▸ **What you are asked to do**:
Go through the material and write it all out exactly, minus the pictures.

▸ **Extracted information**:
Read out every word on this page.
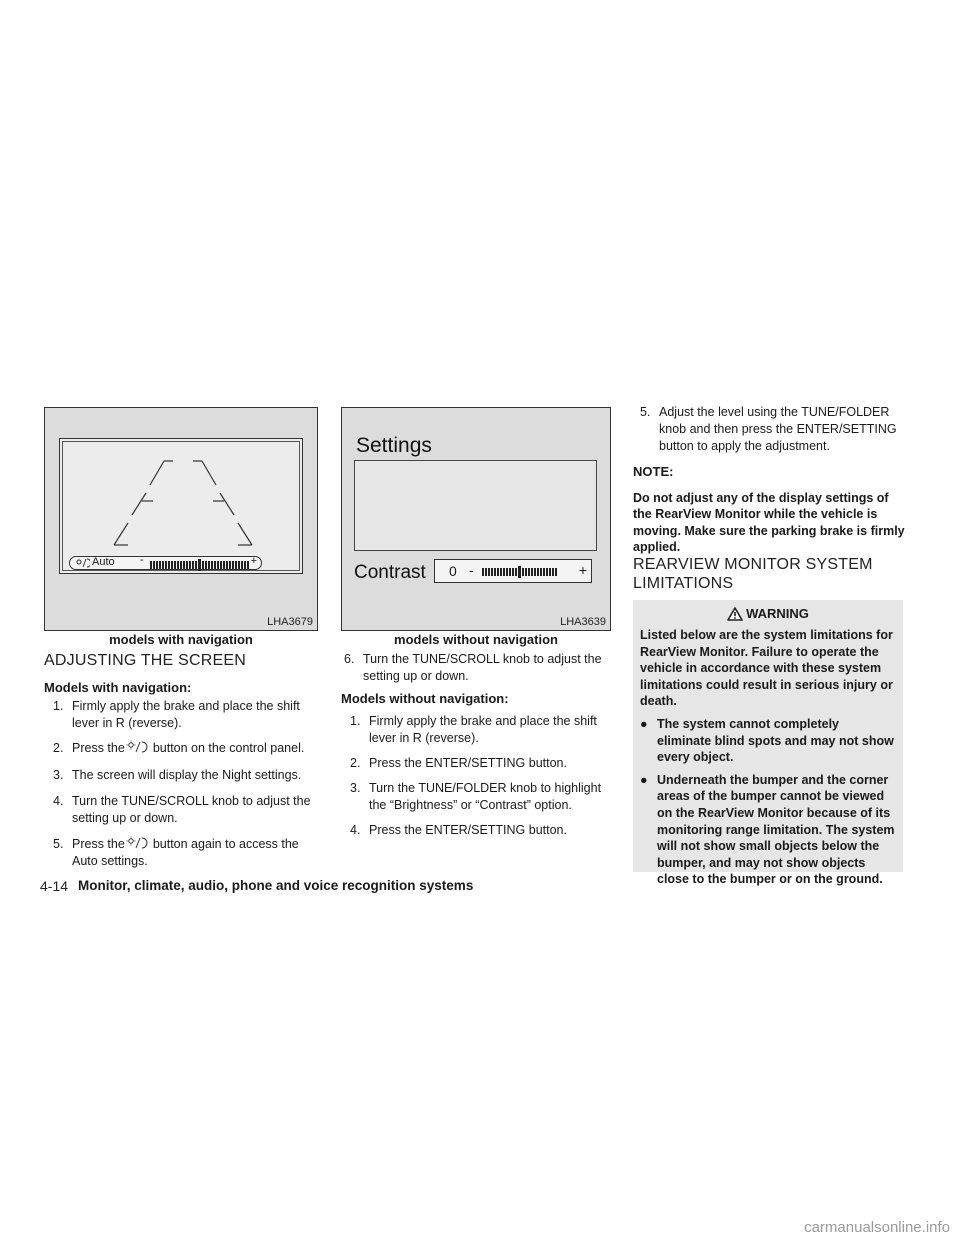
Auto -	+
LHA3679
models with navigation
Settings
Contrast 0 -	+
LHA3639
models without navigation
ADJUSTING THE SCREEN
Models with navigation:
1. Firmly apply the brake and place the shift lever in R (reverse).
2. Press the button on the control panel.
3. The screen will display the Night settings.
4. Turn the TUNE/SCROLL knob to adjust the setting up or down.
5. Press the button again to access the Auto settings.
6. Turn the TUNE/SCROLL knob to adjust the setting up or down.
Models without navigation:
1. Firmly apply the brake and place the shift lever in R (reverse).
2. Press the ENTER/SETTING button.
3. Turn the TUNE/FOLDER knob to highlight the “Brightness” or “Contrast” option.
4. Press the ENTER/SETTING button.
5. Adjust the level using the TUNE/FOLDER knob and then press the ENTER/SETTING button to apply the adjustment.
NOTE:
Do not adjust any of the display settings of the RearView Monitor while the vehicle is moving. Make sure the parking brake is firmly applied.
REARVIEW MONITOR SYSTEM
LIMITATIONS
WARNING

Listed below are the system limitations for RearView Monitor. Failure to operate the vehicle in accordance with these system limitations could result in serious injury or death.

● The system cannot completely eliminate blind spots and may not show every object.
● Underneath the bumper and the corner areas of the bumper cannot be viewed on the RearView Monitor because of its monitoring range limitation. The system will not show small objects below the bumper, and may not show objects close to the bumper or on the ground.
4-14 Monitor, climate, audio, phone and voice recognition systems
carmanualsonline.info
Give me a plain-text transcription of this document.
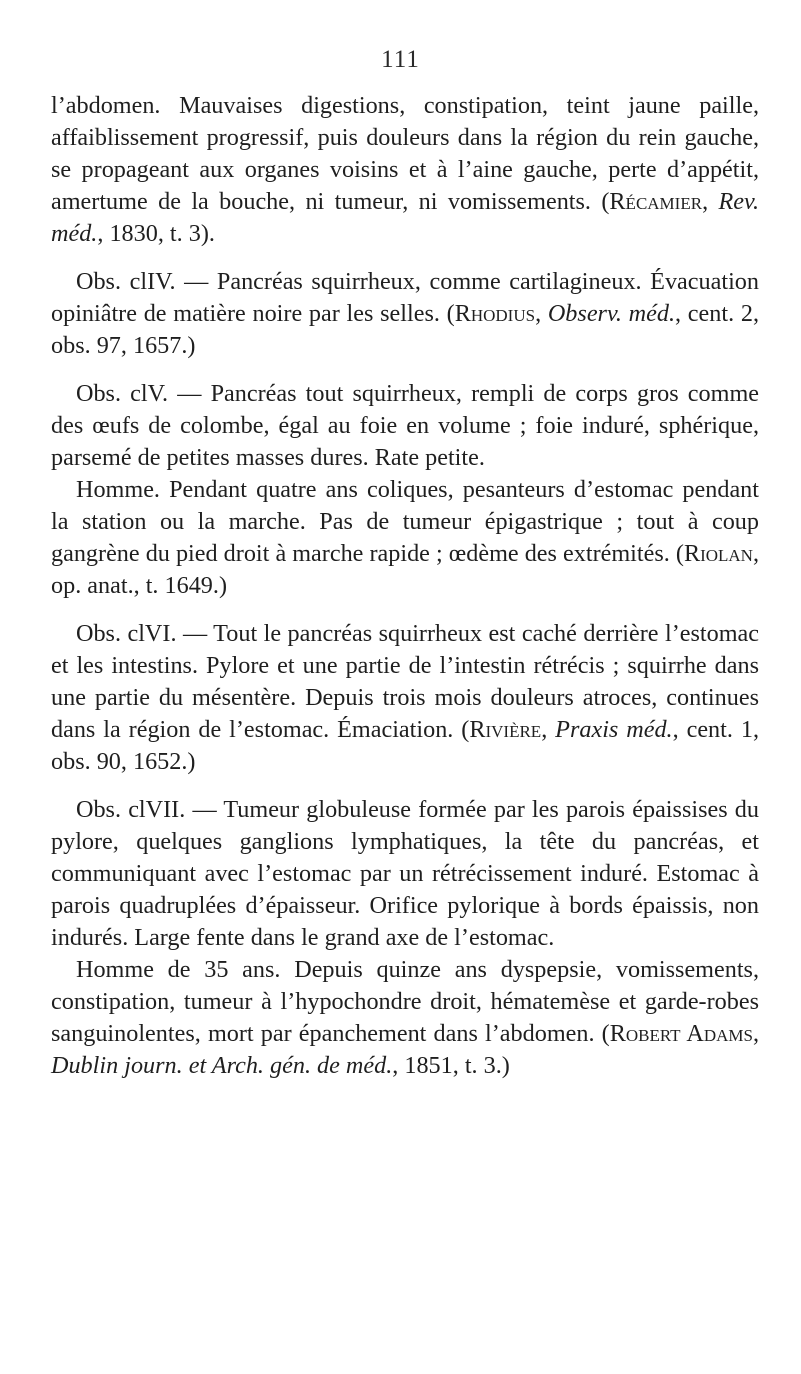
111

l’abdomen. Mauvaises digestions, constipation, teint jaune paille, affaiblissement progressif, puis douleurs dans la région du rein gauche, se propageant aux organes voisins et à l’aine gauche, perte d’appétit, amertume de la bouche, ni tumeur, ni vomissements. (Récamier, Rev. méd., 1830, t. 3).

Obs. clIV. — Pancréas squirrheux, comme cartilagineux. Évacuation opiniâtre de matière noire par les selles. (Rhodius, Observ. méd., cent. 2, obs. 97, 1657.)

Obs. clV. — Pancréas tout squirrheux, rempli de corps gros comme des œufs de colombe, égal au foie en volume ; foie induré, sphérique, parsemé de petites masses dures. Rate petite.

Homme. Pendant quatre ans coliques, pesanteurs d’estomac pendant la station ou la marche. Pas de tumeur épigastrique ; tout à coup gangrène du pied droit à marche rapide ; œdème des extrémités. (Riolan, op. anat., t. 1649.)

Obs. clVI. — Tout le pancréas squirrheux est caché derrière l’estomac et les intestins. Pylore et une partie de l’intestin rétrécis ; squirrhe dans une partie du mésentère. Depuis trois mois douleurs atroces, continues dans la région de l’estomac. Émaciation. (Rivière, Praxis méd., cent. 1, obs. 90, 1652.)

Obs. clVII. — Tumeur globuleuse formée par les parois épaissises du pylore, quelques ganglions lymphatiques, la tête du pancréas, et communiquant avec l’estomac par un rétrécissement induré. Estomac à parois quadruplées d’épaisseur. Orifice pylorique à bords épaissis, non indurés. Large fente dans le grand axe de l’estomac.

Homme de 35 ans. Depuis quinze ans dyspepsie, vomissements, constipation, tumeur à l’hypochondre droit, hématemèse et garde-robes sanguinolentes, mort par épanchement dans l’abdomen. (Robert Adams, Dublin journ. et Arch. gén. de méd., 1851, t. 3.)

▸ **Task output**:
Read out every word on this page.
Auto -	+
LHA3679
models with navigation
Settings
Contrast 0 -	+
LHA3639
models without navigation
ADJUSTING THE SCREEN
Models with navigation:
1. Firmly apply the brake and place the shift lever in R (reverse).
2. Press the button on the control panel.
3. The screen will display the Night settings.
4. Turn the TUNE/SCROLL knob to adjust the setting up or down.
5. Press the button again to access the Auto settings.
6. Turn the TUNE/SCROLL knob to adjust the setting up or down.
Models without navigation:
1. Firmly apply the brake and place the shift lever in R (reverse).
2. Press the ENTER/SETTING button.
3. Turn the TUNE/FOLDER knob to highlight the “Brightness” or “Contrast” option.
4. Press the ENTER/SETTING button.
5. Adjust the level using the TUNE/FOLDER knob and then press the ENTER/SETTING button to apply the adjustment.
NOTE:
Do not adjust any of the display settings of the RearView Monitor while the vehicle is moving. Make sure the parking brake is firmly applied.
REARVIEW MONITOR SYSTEM
LIMITATIONS
WARNING

Listed below are the system limitations for RearView Monitor. Failure to operate the vehicle in accordance with these system limitations could result in serious injury or death.

● The system cannot completely eliminate blind spots and may not show every object.
● Underneath the bumper and the corner areas of the bumper cannot be viewed on the RearView Monitor because of its monitoring range limitation. The system will not show small objects below the bumper, and may not show objects close to the bumper or on the ground.
4-14 Monitor, climate, audio, phone and voice recognition systems
carmanualsonline.info
Give me a plain-text transcription of this document.
111

l’abdomen. Mauvaises digestions, constipation, teint jaune paille, affaiblissement progressif, puis douleurs dans la région du rein gauche, se propageant aux organes voisins et à l’aine gauche, perte d’appétit, amertume de la bouche, ni tumeur, ni vomissements. (Récamier, Rev. méd., 1830, t. 3).

Obs. clIV. — Pancréas squirrheux, comme cartilagineux. Évacuation opiniâtre de matière noire par les selles. (Rhodius, Observ. méd., cent. 2, obs. 97, 1657.)

Obs. clV. — Pancréas tout squirrheux, rempli de corps gros comme des œufs de colombe, égal au foie en volume ; foie induré, sphérique, parsemé de petites masses dures. Rate petite.

Homme. Pendant quatre ans coliques, pesanteurs d’estomac pendant la station ou la marche. Pas de tumeur épigastrique ; tout à coup gangrène du pied droit à marche rapide ; œdème des extrémités. (Riolan, op. anat., t. 1649.)

Obs. clVI. — Tout le pancréas squirrheux est caché derrière l’estomac et les intestins. Pylore et une partie de l’intestin rétrécis ; squirrhe dans une partie du mésentère. Depuis trois mois douleurs atroces, continues dans la région de l’estomac. Émaciation. (Rivière, Praxis méd., cent. 1, obs. 90, 1652.)

Obs. clVII. — Tumeur globuleuse formée par les parois épaissises du pylore, quelques ganglions lymphatiques, la tête du pancréas, et communiquant avec l’estomac par un rétrécissement induré. Estomac à parois quadruplées d’épaisseur. Orifice pylorique à bords épaissis, non indurés. Large fente dans le grand axe de l’estomac.

Homme de 35 ans. Depuis quinze ans dyspepsie, vomissements, constipation, tumeur à l’hypochondre droit, hématemèse et garde-robes sanguinolentes, mort par épanchement dans l’abdomen. (Robert Adams, Dublin journ. et Arch. gén. de méd., 1851, t. 3.)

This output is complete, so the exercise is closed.